* Exercise directions *
Return only the number of lines in the entries below that hold the word "Bahman".

[Transcribed document page entries]

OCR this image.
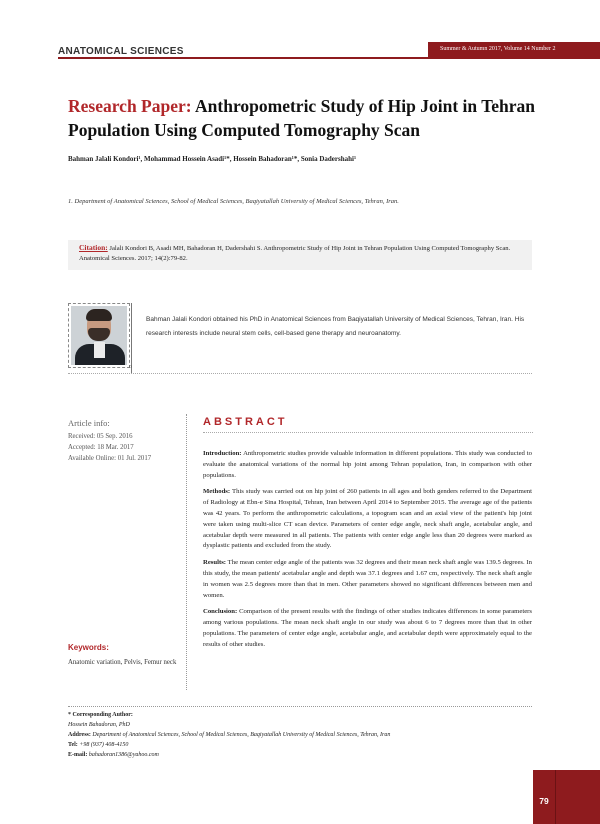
ANATOMICAL SCIENCES	Summer & Autumn 2017, Volume 14 Number 2
Research Paper: Anthropometric Study of Hip Joint in Tehran Population Using Computed Tomography Scan
Bahman Jalali Kondori¹, Mohammad Hossein Asadi¹*, Hossein Bahadoran¹*, Sonia Dadershahi¹
1. Department of Anatomical Sciences, School of Medical Sciences, Baqiyatallah University of Medical Sciences, Tehran, Iran.
Citation: Jalali Kondori B, Asadi MH, Bahadoran H, Dadershahi S. Anthropometric Study of Hip Joint in Tehran Population Using Computed Tomography Scan. Anatomical Sciences. 2017; 14(2):79-82.
o
Bahman Jalali Kondori obtained his PhD in Anatomical Sciences from Baqiyatallah University of Medical Sciences, Tehran, Iran. His research interests include neural stem cells, cell-based gene therapy and neuroanatomy.
Article info:
Received: 05 Sep. 2016
Accepted: 18 Mar. 2017
Available Online: 01 Jul. 2017
ABSTRACT

Introduction: Anthropometric studies provide valuable information in different populations. This study was conducted to evaluate the anatomical variations of the normal hip joint among Tehran population, Iran, in comparison with other populations.

Methods: This study was carried out on hip joint of 260 patients in all ages and both genders referred to the Department of Radiology at Ebn-e Sina Hospital, Tehran, Iran between April 2014 to September 2015. The average age of the patients was 42 years. To perform the anthropometric calculations, a topogram scan and an axial view of the patient's hip joint were taken using multi-slice CT scan device. Parameters of center edge angle, neck shaft angle, acetabular angle, and acetabular depth were measured in all patients. The patients with center edge angle less than 20 degrees were marked as dysplastic patients and excluded from the study.

Results: The mean center edge angle of the patients was 32 degrees and their mean neck shaft angle was 139.5 degrees. In this study, the mean patients' acetabular angle and depth was 37.1 degrees and 1.67 cm, respectively. The neck shaft angle in women was 2.5 degrees more than that in men. Other parameters showed no significant differences between men and women.

Conclusion: Comparison of the present results with the findings of other studies indicates differences in some parameters among various populations. The mean neck shaft angle in our study was about 6 to 7 degrees more than that in other populations. The parameters of center edge angle, acetabular angle, and acetabular depth were approximately equal to the results of other studies.

Keywords:
Anatomic variation, Pelvis, Femur neck
* Corresponding Author:
Hossein Bahadoran, PhD
Address: Department of Anatomical Sciences, School of Medical Sciences, Baqiyatallah University of Medical Sciences, Tehran, Iran
Tel: +98 (937) 408-4150
E-mail: bahadoran1386@yahoo.com
79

* Answer for this exercise *
2